§ **DATA LINES**:
--
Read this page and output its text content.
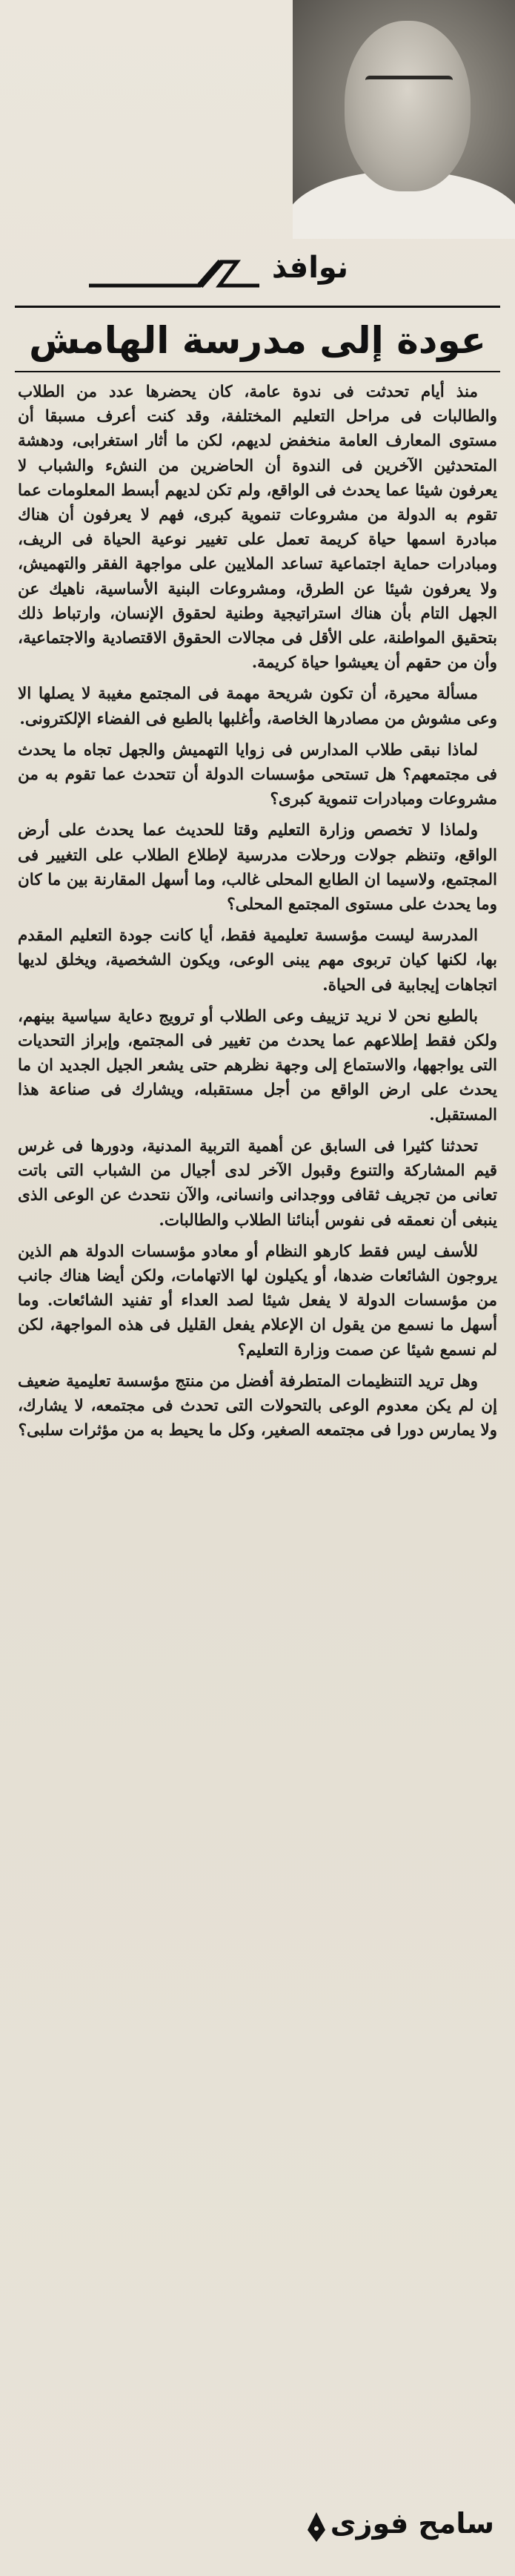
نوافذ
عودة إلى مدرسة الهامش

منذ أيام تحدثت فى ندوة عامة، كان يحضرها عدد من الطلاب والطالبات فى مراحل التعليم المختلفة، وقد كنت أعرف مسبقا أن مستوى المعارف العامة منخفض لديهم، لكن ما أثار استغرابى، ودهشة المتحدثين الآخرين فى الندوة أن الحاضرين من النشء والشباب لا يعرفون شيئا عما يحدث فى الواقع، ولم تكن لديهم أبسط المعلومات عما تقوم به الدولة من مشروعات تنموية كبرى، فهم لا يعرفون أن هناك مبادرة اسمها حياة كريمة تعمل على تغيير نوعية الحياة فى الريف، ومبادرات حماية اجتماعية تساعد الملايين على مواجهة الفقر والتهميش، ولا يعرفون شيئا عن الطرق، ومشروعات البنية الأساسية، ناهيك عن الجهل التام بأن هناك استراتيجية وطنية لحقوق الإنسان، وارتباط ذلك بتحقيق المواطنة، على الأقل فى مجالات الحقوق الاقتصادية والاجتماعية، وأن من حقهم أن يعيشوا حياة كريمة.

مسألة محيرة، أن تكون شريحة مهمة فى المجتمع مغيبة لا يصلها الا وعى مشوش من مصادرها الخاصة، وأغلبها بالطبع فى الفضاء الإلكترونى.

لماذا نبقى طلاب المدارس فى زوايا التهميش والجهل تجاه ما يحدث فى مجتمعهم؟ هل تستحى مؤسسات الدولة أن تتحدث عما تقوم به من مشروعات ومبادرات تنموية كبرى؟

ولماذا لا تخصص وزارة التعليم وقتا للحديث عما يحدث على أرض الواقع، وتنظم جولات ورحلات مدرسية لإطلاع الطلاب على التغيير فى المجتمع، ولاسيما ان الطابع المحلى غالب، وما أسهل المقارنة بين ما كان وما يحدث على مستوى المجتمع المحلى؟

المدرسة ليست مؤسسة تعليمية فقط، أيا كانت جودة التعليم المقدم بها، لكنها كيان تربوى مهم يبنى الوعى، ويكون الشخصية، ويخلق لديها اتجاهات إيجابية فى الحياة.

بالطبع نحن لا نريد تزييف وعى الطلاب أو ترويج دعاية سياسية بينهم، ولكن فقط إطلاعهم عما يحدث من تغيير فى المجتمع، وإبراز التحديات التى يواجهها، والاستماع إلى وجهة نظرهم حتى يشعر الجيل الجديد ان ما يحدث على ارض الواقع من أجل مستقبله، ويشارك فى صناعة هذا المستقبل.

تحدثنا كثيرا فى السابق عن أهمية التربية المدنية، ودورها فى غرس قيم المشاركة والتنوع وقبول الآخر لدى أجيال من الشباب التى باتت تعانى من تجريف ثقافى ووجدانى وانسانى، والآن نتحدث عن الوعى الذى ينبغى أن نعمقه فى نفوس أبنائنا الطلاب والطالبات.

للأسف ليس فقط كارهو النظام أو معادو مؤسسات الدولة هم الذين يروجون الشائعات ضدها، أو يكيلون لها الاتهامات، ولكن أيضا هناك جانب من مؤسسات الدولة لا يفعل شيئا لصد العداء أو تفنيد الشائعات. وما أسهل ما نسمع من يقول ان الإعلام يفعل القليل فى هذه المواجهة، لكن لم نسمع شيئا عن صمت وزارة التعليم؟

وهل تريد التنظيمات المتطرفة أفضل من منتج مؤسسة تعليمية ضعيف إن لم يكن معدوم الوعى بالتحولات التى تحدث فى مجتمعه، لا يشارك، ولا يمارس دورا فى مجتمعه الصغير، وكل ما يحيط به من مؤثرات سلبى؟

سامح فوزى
--
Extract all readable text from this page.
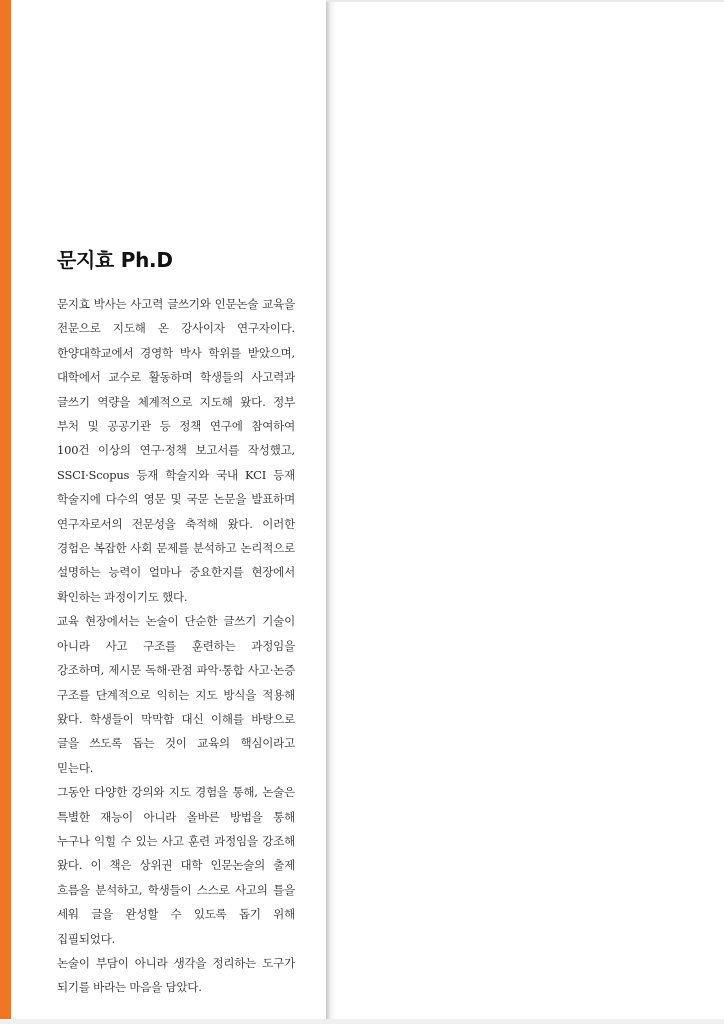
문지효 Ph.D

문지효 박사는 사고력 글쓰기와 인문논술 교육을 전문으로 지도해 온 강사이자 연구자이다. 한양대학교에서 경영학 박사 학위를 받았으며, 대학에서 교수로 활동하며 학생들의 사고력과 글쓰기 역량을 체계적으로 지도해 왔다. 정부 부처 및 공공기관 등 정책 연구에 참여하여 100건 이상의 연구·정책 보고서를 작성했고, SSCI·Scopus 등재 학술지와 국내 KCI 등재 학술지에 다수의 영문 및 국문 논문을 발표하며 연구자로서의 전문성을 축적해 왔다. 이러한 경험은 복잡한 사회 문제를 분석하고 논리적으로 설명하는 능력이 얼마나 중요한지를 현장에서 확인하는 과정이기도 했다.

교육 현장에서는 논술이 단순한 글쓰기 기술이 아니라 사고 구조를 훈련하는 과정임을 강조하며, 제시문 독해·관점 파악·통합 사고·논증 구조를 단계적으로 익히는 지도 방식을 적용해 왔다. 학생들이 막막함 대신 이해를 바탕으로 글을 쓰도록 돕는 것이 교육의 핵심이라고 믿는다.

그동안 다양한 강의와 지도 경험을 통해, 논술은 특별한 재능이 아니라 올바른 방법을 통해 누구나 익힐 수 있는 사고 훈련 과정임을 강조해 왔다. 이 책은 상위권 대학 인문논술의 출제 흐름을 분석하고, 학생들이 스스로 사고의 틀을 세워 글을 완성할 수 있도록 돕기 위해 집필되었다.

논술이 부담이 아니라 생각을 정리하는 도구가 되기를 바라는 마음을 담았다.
--
Return only the number of lines in the entries that contain the string "page".

§ **TASK OUTPUT**:
2